▶ [PROBLEM DESCRIPTION]: Find each line holding "ocurrió" and copy it out.

▶ [EXCERPTED RECORDS]:
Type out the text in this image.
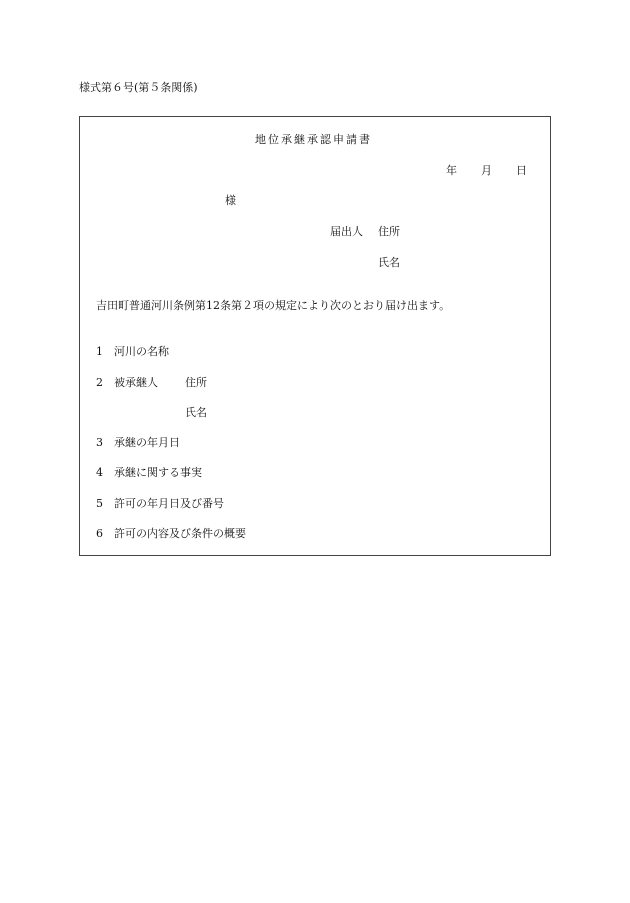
様式第６号(第５条関係)
地位承継承認申請書
年 月 日
様
届出人 住所
氏名
吉田町普通河川条例第12条第２項の規定により次のとおり届け出ます。
1 河川の名称
2 被承継人 住所
氏名
3 承継の年月日
4 承継に関する事実
5 許可の年月日及び番号
6 許可の内容及び条件の概要
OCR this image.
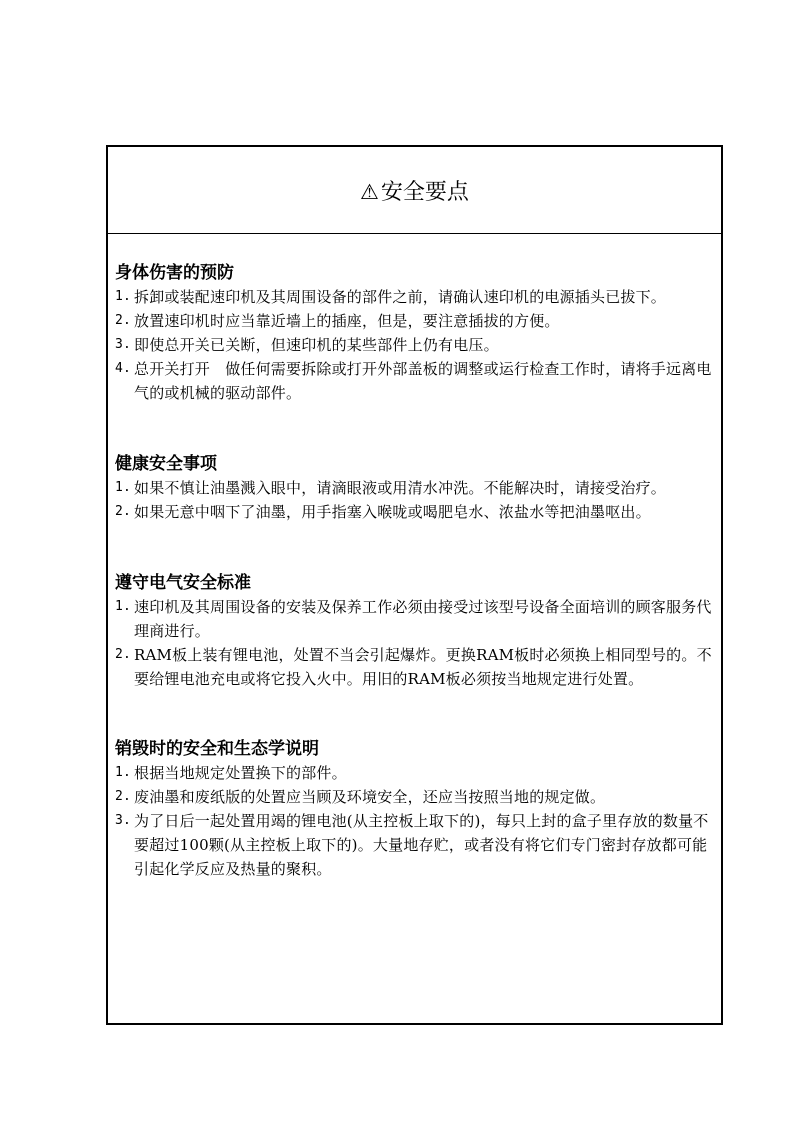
⚠安全要点
身体伤害的预防
1. 拆卸或装配速印机及其周围设备的部件之前，请确认速印机的电源插头已拔下。
2. 放置速印机时应当靠近墙上的插座，但是，要注意插拔的方便。
3. 即使总开关已关断，但速印机的某些部件上仍有电压。
4. 总开关打开　做任何需要拆除或打开外部盖板的调整或运行检查工作时，请将手远离电气的或机械的驱动部件。
健康安全事项
1. 如果不慎让油墨溅入眼中，请滴眼液或用清水冲洗。不能解决时，请接受治疗。
2. 如果无意中咽下了油墨，用手指塞入喉咙或喝肥皂水、浓盐水等把油墨呕出。
遵守电气安全标准
1. 速印机及其周围设备的安装及保养工作必须由接受过该型号设备全面培训的顾客服务代理商进行。
2. RAM板上装有锂电池，处置不当会引起爆炸。更换RAM板时必须换上相同型号的。不要给锂电池充电或将它投入火中。用旧的RAM板必须按当地规定进行处置。
销毁时的安全和生态学说明
1. 根据当地规定处置换下的部件。
2. 废油墨和废纸版的处置应当顾及环境安全，还应当按照当地的规定做。
3. 为了日后一起处置用竭的锂电池(从主控板上取下的)，每只上封的盒子里存放的数量不要超过100颗(从主控板上取下的)。大量地存贮，或者没有将它们专门密封存放都可能引起化学反应及热量的聚积。
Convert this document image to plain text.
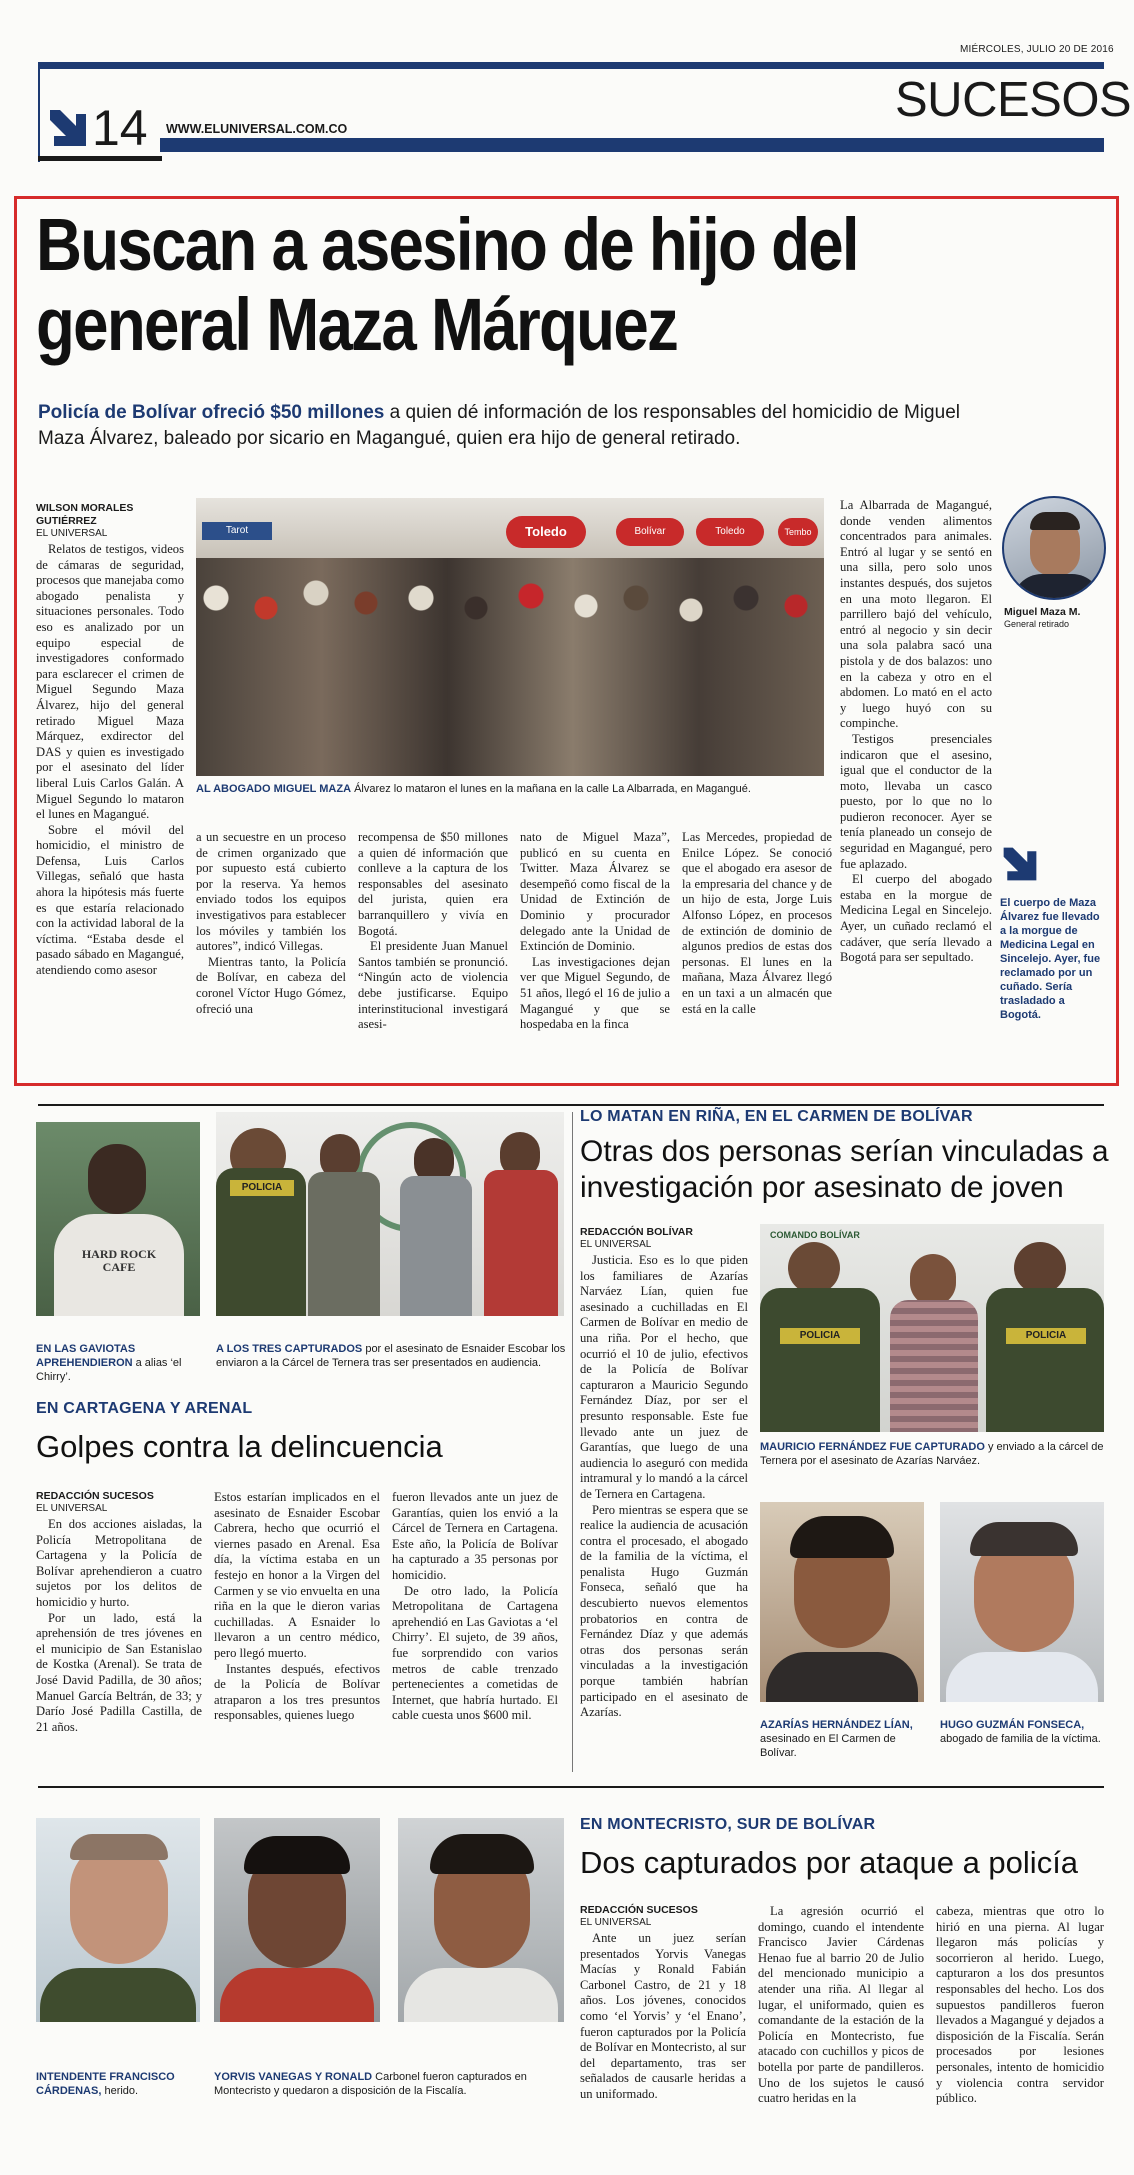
MIÉRCOLES, JULIO 20 DE 2016
14 WWW.ELUNIVERSAL.COM.CO
SUCESOS
Buscan a asesino de hijo del general Maza Márquez
Policía de Bolívar ofreció $50 millones a quien dé información de los responsables del homicidio de Miguel Maza Álvarez, baleado por sicario en Magangué, quien era hijo de general retirado.
WILSON MORALES GUTIÉRREZ
EL UNIVERSAL

Relatos de testigos, videos de cámaras de seguridad, procesos que manejaba como abogado penalista y situaciones personales. Todo eso es analizado por un equipo especial de investigadores conformado para esclarecer el crimen de Miguel Segundo Maza Álvarez, hijo del general retirado Miguel Maza Márquez, exdirector del DAS y quien es investigado por el asesinato del líder liberal Luis Carlos Galán. A Miguel Segundo lo mataron el lunes en Magangué.

Sobre el móvil del homicidio, el ministro de Defensa, Luis Carlos Villegas, señaló que hasta ahora la hipótesis más fuerte es que estaría relacionado con la actividad laboral de la víctima. “Estaba desde el pasado sábado en Magangué, atendiendo como asesor

Toledo	Bolívar	Toledo	Tembo
Tarot
AL ABOGADO MIGUEL MAZA Álvarez lo mataron el lunes en la mañana en la calle La Albarrada, en Magangué.

a un secuestre en un proceso de crimen organizado que por supuesto está cubierto por la reserva. Ya hemos enviado todos los equipos investigativos para establecer los móviles y también los autores”, indicó Villegas.

Mientras tanto, la Policía de Bolívar, en cabeza del coronel Víctor Hugo Gómez, ofreció una

recompensa de $50 millones a quien dé información que conlleve a la captura de los responsables del asesinato del jurista, quien era barranquillero y vivía en Bogotá.

El presidente Juan Manuel Santos también se pronunció. “Ningún acto de violencia debe justificarse. Equipo interinstitucional investigará asesi-

nato de Miguel Maza”, publicó en su cuenta en Twitter. Maza Álvarez se desempeñó como fiscal de la Unidad de Extinción de Dominio y procurador delegado ante la Unidad de Extinción de Dominio.

Las investigaciones dejan ver que Miguel Segundo, de 51 años, llegó el 16 de julio a Magangué y que se hospedaba en la finca

Las Mercedes, propiedad de Enilce López. Se conoció que el abogado era asesor de la empresaria del chance y de un hijo de esta, Jorge Luis Alfonso López, en procesos de extinción de dominio de algunos predios de estas dos personas. El lunes en la mañana, Maza Álvarez llegó en un taxi a un almacén que está en la calle

La Albarrada de Magangué, donde venden alimentos concentrados para animales. Entró al lugar y se sentó en una silla, pero solo unos instantes después, dos sujetos en una moto llegaron. El parrillero bajó del vehículo, entró al negocio y sin decir una sola palabra sacó una pistola y de dos balazos: uno en la cabeza y otro en el abdomen. Lo mató en el acto y luego huyó con su compinche.

Testigos presenciales indicaron que el asesino, igual que el conductor de la moto, llevaba un casco puesto, por lo que no lo pudieron reconocer. Ayer se tenía planeado un consejo de seguridad en Magangué, pero fue aplazado.

El cuerpo del abogado estaba en la morgue de Medicina Legal en Sincelejo. Ayer, un cuñado reclamó el cadáver, que sería llevado a Bogotá para ser sepultado.

Miguel Maza M.
General retirado
El cuerpo de Maza Álvarez fue llevado a la morgue de Medicina Legal en Sincelejo. Ayer, fue reclamado por un cuñado. Sería trasladado a Bogotá.
HARD ROCK CAFE
EN LAS GAVIOTAS APREHENDIERON a alias ‘el Chirry’.
POLICIA
A LOS TRES CAPTURADOS por el asesinato de Esnaider Escobar los enviaron a la Cárcel de Ternera tras ser presentados en audiencia.
EN CARTAGENA Y ARENAL
Golpes contra la delincuencia
REDACCIÓN SUCESOS
EL UNIVERSAL

En dos acciones aisladas, la Policía Metropolitana de Cartagena y la Policía de Bolívar aprehendieron a cuatro sujetos por los delitos de homicidio y hurto.

Por un lado, está la aprehensión de tres jóvenes en el municipio de San Estanislao de Kostka (Arenal). Se trata de José David Padilla, de 30 años; Manuel García Beltrán, de 33; y Darío José Padilla Castilla, de 21 años.

Estos estarían implicados en el asesinato de Esnaider Escobar Cabrera, hecho que ocurrió el viernes pasado en Arenal. Esa día, la víctima estaba en un festejo en honor a la Virgen del Carmen y se vio envuelta en una riña en la que le dieron varias cuchilladas. A Esnaider lo llevaron a un centro médico, pero llegó muerto.

Instantes después, efectivos de la Policía de Bolívar atraparon a los tres presuntos responsables, quienes luego

fueron llevados ante un juez de Garantías, quien los envió a la Cárcel de Ternera en Cartagena. Este año, la Policía de Bolívar ha capturado a 35 personas por homicidio.

De otro lado, la Policía Metropolitana de Cartagena aprehendió en Las Gaviotas a ‘el Chirry’. El sujeto, de 39 años, fue sorprendido con varios metros de cable trenzado pertenecientes a cometidas de Internet, que habría hurtado. El cable cuesta unos $600 mil.

LO MATAN EN RIÑA, EN EL CARMEN DE BOLÍVAR
Otras dos personas serían vinculadas a investigación por asesinato de joven
REDACCIÓN BOLÍVAR
EL UNIVERSAL

Justicia. Eso es lo que piden los familiares de Azarías Narváez Lían, quien fue asesinado a cuchilladas en El Carmen de Bolívar en medio de una riña. Por el hecho, que ocurrió el 10 de julio, efectivos de la Policía de Bolívar capturaron a Mauricio Segundo Fernández Díaz, por ser el presunto responsable. Este fue llevado ante un juez de Garantías, que luego de una audiencia lo aseguró con medida intramural y lo mandó a la cárcel de Ternera en Cartagena.

Pero mientras se espera que se realice la audiencia de acusación contra el procesado, el abogado de la familia de la víctima, el penalista Hugo Guzmán Fonseca, señaló que ha descubierto nuevos elementos probatorios en contra de Fernández Díaz y que además otras dos personas serán vinculadas a la investigación porque también habrían participado en el asesinato de Azarías.

COMANDO BOLÍVAR
POLICIA	POLICIA
MAURICIO FERNÁNDEZ FUE CAPTURADO y enviado a la cárcel de Ternera por el asesinato de Azarías Narváez.
AZARÍAS HERNÁNDEZ LÍAN, asesinado en El Carmen de Bolívar.
HUGO GUZMÁN FONSECA, abogado de familia de la víctima.
INTENDENTE FRANCISCO CÁRDENAS, herido.
YORVIS VANEGAS Y RONALD Carbonel fueron capturados en Montecristo y quedaron a disposición de la Fiscalía.
EN MONTECRISTO, SUR DE BOLÍVAR
Dos capturados por ataque a policía
REDACCIÓN SUCESOS
EL UNIVERSAL

Ante un juez serían presentados Yorvis Vanegas Macías y Ronald Fabián Carbonel Castro, de 21 y 18 años. Los jóvenes, conocidos como ‘el Yorvis’ y ‘el Enano’, fueron capturados por la Policía de Bolívar en Montecristo, al sur del departamento, tras ser señalados de causarle heridas a un uniformado.

La agresión ocurrió el domingo, cuando el intendente Francisco Javier Cárdenas Henao fue al barrio 20 de Julio del mencionado municipio a atender una riña. Al llegar al lugar, el uniformado, quien es comandante de la estación de la Policía en Montecristo, fue atacado con cuchillos y picos de botella por parte de pandilleros. Uno de los sujetos le causó cuatro heridas en la

cabeza, mientras que otro lo hirió en una pierna. Al lugar llegaron más policías y socorrieron al herido. Luego, capturaron a los dos presuntos responsables del hecho. Los dos supuestos pandilleros fueron llevados a Magangué y dejados a disposición de la Fiscalía. Serán procesados por lesiones personales, intento de homicidio y violencia contra servidor público.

▶ [EXERCISE RESULT]:
Estos estarían implicados en el asesinato de Esnaider Escobar Cabrera, hecho que ocurrió el viernes pasado en Arenal. Esa día, la víctima estaba en un festejo en honor a la Virgen del Carmen y se vio envuelta en una riña en la que le dieron varias cuchilladas. A Esnaider lo llevaron a un centro médico, pero llegó muerto.
Justicia. Eso es lo que piden los familiares de Azarías Narváez Lían, quien fue asesinado a cuchilladas en El Carmen de Bolívar en medio de una riña. Por el hecho, que ocurrió el 10 de julio, efectivos de la Policía de Bolívar capturaron a Mauricio Segundo Fernández Díaz, por ser el presunto responsable. Este fue llevado ante un juez de Garantías, que luego de una audiencia lo aseguró con medida intramural y lo mandó a la cárcel de Ternera en Cartagena.
La agresión ocurrió el domingo, cuando el intendente Francisco Javier Cárdenas Henao fue al barrio 20 de Julio del mencionado municipio a atender una riña. Al llegar al lugar, el uniformado, quien es comandante de la estación de la Policía en Montecristo, fue atacado con cuchillos y picos de botella por parte de pandilleros. Uno de los sujetos le causó cuatro heridas en la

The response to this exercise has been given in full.